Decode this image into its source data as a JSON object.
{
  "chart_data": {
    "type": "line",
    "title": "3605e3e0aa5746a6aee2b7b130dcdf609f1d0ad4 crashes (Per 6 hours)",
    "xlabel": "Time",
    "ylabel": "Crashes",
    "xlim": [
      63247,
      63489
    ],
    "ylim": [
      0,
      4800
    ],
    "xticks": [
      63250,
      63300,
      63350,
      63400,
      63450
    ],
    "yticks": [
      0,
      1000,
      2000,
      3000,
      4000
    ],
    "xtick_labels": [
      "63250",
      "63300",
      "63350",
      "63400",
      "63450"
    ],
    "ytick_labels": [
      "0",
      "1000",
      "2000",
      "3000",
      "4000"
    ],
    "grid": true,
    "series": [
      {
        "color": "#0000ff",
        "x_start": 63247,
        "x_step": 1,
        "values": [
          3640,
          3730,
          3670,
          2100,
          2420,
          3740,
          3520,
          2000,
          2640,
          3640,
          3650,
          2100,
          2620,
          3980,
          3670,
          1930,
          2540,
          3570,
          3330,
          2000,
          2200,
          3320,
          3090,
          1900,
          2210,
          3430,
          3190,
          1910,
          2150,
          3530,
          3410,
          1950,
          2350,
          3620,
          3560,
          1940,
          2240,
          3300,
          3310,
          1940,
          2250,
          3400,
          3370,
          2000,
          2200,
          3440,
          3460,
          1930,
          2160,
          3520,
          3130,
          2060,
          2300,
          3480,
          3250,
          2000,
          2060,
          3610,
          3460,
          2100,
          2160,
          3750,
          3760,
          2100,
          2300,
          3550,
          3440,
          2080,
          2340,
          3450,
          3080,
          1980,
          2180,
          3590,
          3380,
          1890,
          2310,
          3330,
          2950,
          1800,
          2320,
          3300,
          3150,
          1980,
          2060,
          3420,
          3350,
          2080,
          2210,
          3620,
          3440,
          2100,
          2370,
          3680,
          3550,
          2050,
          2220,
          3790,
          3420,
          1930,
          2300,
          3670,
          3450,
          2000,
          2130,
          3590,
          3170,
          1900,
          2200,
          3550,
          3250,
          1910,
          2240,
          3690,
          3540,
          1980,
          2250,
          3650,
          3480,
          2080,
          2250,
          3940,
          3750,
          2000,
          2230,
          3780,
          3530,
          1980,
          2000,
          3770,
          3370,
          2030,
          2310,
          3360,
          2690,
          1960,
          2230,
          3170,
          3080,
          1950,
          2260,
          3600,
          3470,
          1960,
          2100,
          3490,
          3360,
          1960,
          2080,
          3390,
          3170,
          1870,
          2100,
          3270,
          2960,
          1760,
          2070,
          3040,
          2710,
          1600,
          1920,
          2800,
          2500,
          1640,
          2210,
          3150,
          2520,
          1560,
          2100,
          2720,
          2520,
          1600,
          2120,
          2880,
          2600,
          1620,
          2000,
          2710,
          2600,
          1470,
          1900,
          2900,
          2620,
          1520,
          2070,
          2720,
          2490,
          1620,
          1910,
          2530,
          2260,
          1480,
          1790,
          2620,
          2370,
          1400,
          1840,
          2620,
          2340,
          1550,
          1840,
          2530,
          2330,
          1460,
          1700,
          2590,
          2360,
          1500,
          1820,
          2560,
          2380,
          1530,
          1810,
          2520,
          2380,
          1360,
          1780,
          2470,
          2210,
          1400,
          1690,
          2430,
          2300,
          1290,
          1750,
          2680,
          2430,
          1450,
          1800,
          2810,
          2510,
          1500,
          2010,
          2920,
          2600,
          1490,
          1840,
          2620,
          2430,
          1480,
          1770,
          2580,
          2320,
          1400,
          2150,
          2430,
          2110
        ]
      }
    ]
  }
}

···

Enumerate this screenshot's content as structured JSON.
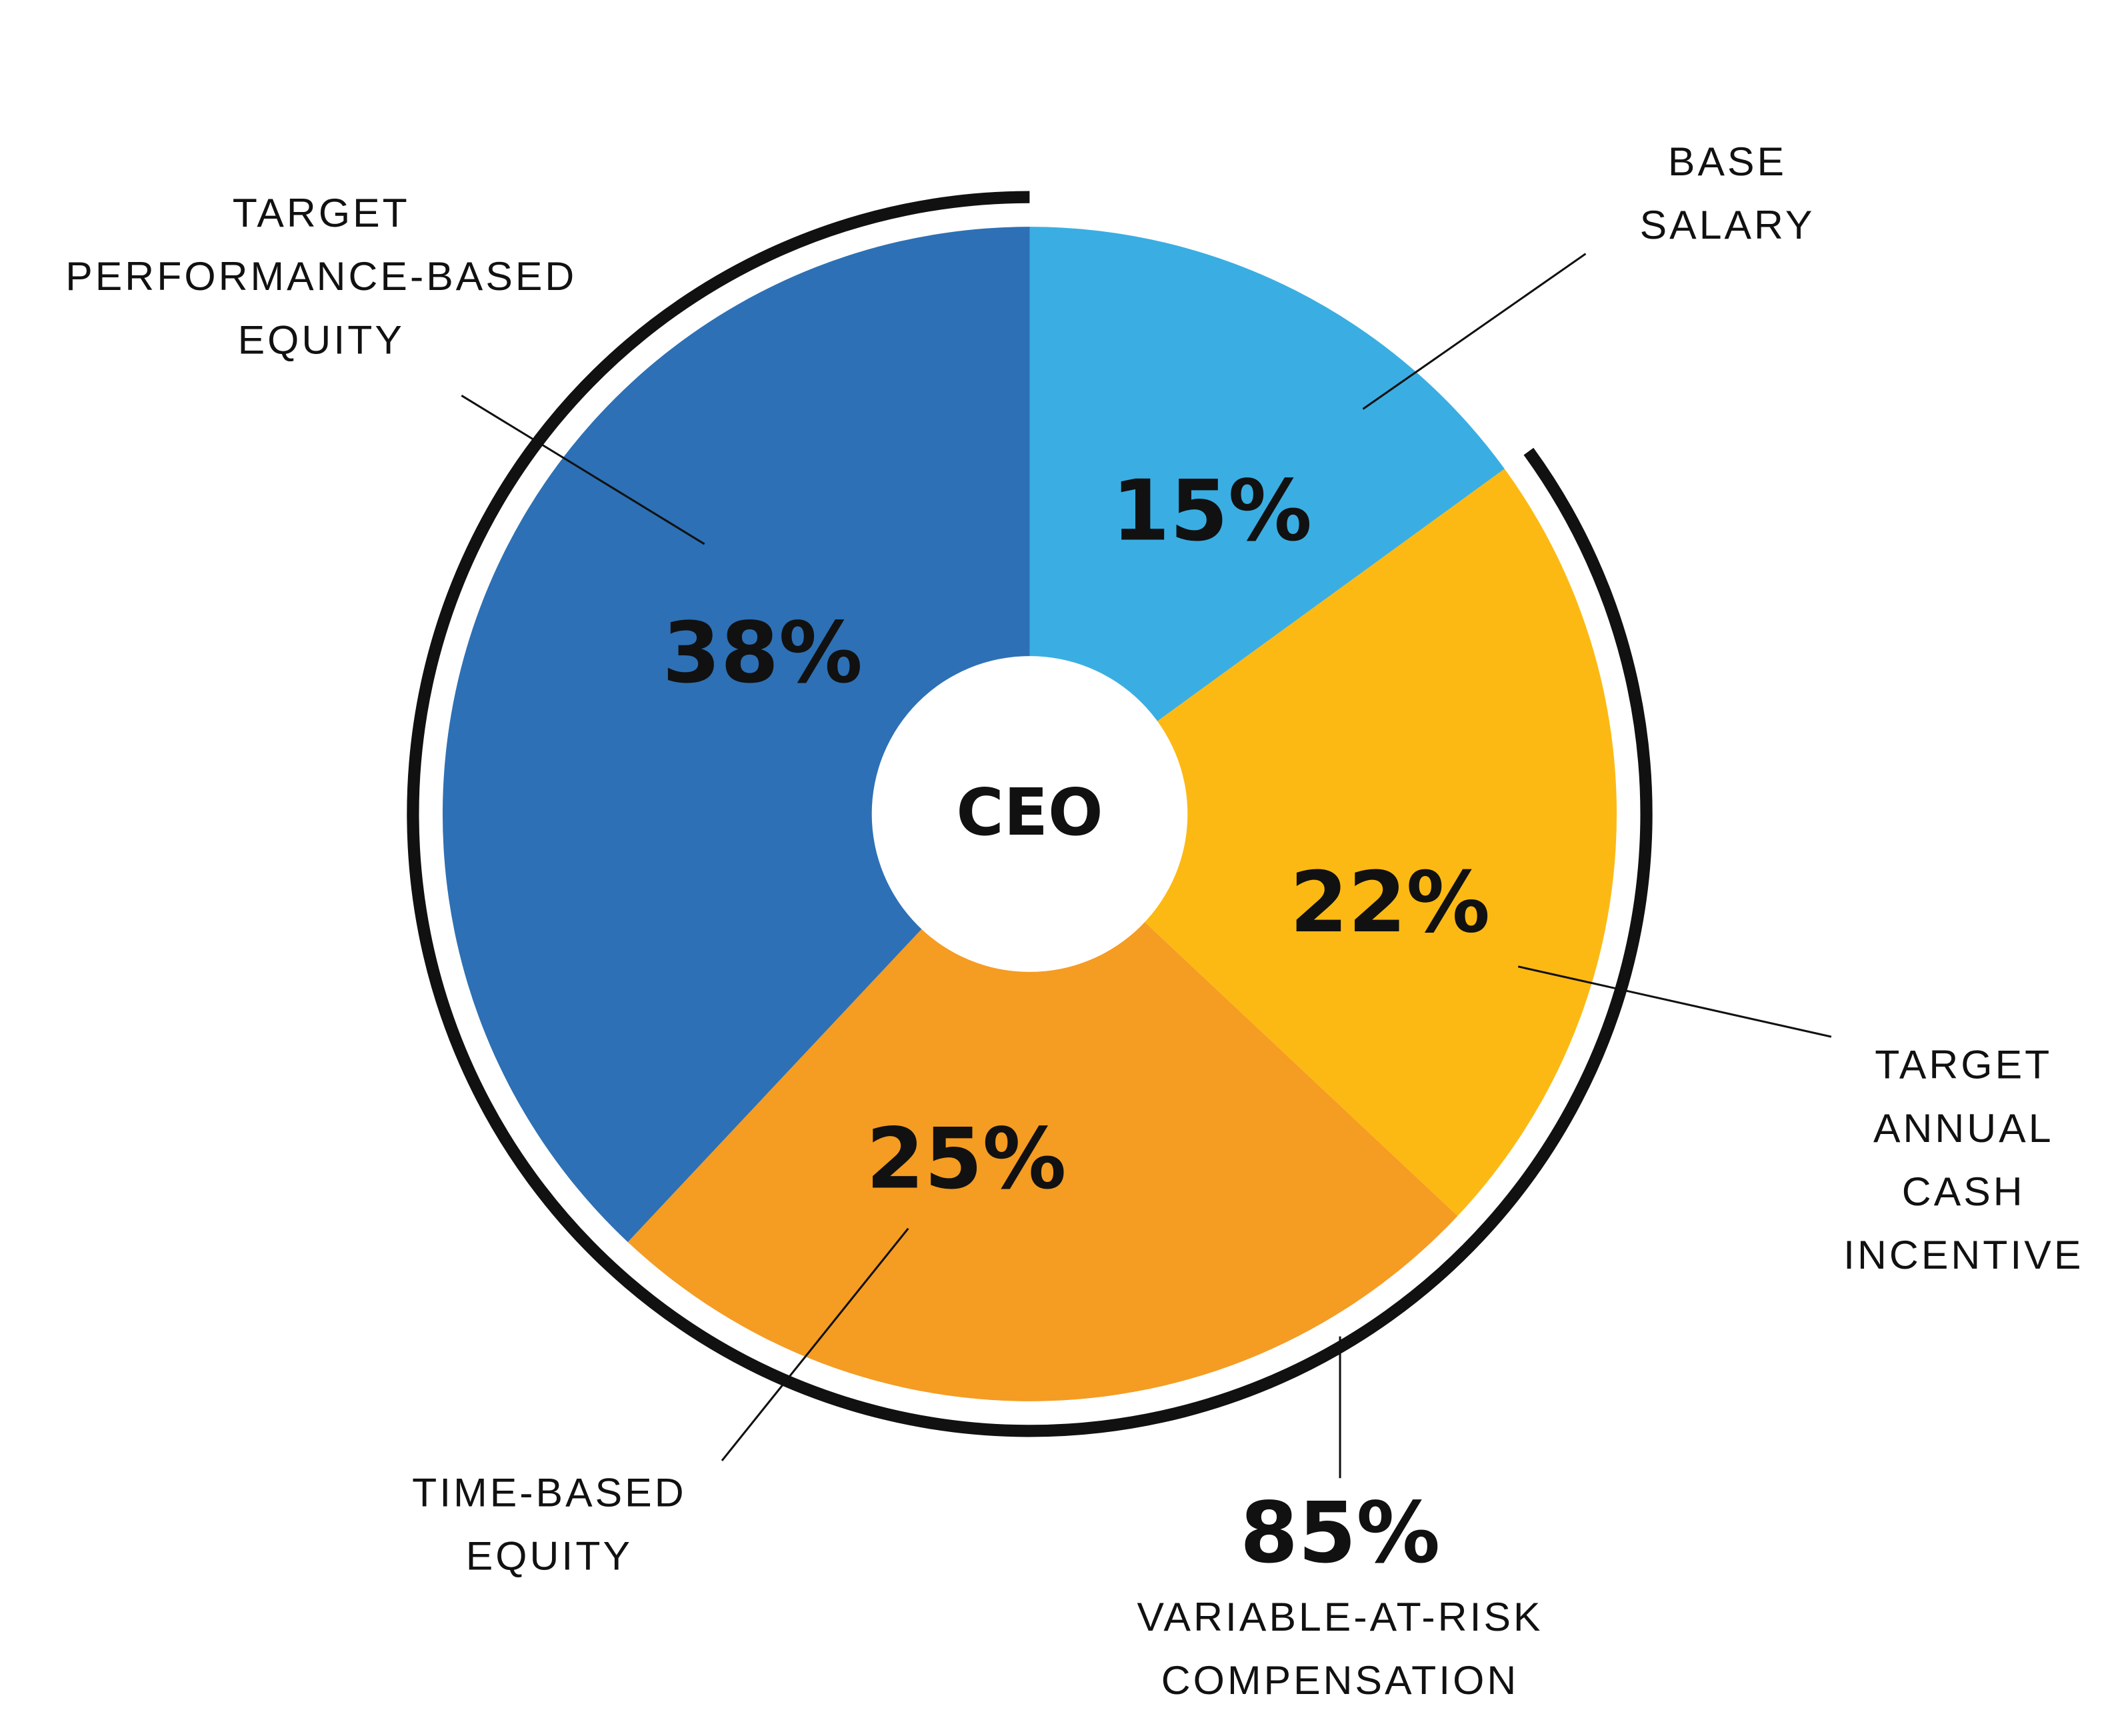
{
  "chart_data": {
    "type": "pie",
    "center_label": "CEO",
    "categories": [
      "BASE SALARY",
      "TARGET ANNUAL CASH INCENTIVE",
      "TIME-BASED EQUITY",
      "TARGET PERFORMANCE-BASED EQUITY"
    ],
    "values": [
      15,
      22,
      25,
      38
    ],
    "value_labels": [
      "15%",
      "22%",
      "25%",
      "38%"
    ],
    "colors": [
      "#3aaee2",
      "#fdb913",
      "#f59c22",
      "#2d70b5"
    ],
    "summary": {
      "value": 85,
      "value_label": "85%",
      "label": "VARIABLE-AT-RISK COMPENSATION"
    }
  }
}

···

• **Exercise prompt**
Copy out every line holding the string "TARGET".

• **Result below**
      "TARGET ANNUAL CASH INCENTIVE",
      "TARGET PERFORMANCE-BASED EQUITY"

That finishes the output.